• DATA SUPPLIED:
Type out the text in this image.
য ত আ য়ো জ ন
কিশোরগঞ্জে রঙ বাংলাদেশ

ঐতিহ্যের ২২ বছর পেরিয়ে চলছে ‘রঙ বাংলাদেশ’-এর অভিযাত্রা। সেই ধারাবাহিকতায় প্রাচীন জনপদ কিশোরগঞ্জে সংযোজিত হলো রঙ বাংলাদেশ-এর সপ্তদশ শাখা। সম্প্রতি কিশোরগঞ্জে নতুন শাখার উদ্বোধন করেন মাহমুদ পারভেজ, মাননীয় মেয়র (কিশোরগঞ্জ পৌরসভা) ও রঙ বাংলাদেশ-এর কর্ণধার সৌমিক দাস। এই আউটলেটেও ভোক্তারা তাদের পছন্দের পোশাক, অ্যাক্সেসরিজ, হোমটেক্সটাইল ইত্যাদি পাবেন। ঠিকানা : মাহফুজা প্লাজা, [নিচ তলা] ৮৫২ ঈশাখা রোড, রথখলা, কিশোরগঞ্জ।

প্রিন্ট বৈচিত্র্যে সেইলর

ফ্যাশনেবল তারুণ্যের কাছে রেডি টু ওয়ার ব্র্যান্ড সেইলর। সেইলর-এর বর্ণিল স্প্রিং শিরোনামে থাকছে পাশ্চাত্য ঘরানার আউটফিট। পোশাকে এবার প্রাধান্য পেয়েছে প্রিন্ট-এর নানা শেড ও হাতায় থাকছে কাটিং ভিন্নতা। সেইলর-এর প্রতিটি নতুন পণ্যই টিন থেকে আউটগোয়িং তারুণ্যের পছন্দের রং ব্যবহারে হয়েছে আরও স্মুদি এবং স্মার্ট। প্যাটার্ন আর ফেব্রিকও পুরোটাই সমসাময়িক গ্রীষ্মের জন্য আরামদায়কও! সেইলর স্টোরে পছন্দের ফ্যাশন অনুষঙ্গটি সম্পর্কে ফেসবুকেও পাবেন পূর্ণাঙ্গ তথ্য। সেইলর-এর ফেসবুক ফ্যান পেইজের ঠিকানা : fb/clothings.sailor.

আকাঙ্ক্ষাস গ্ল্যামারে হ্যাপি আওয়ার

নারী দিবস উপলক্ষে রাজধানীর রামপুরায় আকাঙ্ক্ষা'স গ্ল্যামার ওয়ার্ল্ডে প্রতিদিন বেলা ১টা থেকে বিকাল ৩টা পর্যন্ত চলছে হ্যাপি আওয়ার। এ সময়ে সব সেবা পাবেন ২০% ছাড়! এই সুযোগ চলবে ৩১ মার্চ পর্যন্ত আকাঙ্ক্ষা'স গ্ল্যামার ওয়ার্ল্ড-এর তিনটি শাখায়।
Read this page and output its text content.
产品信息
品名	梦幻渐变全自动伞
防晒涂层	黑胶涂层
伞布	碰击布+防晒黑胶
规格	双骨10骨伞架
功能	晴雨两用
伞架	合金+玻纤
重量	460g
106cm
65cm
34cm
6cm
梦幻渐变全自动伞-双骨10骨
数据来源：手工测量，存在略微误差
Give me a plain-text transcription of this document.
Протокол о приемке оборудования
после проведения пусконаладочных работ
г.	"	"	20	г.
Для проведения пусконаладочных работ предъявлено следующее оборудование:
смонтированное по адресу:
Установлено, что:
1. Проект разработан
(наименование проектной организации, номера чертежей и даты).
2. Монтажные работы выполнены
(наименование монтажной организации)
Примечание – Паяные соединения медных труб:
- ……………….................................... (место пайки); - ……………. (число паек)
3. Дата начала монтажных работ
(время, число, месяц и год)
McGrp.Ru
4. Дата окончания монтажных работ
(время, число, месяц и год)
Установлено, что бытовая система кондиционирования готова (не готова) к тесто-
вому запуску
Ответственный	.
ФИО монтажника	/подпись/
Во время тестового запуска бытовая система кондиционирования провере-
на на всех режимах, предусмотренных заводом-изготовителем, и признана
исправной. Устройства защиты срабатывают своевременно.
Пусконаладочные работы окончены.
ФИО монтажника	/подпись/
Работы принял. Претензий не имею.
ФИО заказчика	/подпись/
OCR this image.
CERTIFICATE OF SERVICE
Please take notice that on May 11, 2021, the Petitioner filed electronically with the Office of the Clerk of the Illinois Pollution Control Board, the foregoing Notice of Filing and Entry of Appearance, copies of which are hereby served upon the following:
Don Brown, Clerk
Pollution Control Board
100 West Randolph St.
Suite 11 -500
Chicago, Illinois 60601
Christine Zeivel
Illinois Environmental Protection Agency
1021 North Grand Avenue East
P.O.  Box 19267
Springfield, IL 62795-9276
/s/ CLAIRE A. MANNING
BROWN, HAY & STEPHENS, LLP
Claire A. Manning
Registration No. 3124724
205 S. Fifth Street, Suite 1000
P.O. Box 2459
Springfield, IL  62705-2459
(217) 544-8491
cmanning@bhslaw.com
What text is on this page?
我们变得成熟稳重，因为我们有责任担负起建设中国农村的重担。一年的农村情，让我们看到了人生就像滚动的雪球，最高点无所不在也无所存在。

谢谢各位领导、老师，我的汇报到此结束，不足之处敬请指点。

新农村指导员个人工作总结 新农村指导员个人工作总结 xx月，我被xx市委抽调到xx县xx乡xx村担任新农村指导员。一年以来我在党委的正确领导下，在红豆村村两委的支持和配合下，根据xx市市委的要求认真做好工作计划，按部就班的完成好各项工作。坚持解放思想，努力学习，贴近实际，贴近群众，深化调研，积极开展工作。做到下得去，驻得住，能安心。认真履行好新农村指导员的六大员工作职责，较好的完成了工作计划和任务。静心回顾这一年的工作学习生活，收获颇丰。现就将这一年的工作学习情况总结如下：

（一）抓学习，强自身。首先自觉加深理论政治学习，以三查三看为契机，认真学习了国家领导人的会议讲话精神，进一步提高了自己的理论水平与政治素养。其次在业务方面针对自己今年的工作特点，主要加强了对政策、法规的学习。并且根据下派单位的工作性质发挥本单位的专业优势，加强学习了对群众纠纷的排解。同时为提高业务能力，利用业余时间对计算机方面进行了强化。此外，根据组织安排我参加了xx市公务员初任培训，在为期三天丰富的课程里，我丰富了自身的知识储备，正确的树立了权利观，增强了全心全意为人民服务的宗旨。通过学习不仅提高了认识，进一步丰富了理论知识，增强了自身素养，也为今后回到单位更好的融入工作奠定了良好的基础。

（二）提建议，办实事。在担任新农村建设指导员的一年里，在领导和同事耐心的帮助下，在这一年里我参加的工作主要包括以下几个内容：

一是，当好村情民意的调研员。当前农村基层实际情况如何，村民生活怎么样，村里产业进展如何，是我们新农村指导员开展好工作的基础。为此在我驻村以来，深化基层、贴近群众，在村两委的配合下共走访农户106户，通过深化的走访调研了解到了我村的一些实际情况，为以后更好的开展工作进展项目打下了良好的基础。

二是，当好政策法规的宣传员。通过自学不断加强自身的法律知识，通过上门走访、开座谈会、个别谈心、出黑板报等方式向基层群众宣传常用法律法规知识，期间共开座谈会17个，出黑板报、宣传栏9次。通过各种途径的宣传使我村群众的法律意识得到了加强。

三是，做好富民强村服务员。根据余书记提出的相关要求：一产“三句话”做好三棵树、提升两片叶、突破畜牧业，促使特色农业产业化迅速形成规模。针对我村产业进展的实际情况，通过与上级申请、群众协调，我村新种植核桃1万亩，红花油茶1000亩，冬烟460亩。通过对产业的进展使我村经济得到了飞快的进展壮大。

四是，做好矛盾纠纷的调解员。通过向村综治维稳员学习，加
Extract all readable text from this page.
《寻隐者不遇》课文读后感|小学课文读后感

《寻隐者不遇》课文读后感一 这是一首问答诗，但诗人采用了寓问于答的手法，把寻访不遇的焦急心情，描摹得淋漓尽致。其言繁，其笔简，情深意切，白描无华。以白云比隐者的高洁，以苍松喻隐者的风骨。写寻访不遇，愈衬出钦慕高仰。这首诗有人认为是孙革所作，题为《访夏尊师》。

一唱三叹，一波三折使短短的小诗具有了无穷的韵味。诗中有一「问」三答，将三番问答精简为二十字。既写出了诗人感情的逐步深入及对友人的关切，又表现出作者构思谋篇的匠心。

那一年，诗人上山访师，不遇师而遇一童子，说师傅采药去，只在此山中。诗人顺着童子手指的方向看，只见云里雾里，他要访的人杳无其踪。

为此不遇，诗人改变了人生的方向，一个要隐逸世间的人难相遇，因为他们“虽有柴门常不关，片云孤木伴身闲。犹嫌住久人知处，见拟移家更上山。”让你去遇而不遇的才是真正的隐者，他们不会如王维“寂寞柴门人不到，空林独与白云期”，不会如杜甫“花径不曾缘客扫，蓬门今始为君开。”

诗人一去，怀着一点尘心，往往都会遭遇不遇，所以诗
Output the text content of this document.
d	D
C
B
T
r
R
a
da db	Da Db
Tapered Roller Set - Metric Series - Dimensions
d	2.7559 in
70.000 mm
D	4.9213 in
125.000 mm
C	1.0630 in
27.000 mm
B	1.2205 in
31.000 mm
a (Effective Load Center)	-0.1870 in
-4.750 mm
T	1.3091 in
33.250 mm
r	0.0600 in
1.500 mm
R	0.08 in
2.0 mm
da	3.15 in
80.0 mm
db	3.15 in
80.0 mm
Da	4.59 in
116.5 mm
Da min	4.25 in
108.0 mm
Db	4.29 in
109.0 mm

• TASK GOAL:
Spot every line that holds "система" and copy it.

• SOLUTION TO THE EXERCISE:
Установлено, что бытовая система кондиционирования готова (не готова) к тесто-
Во время тестового запуска бытовая система кондиционирования провере-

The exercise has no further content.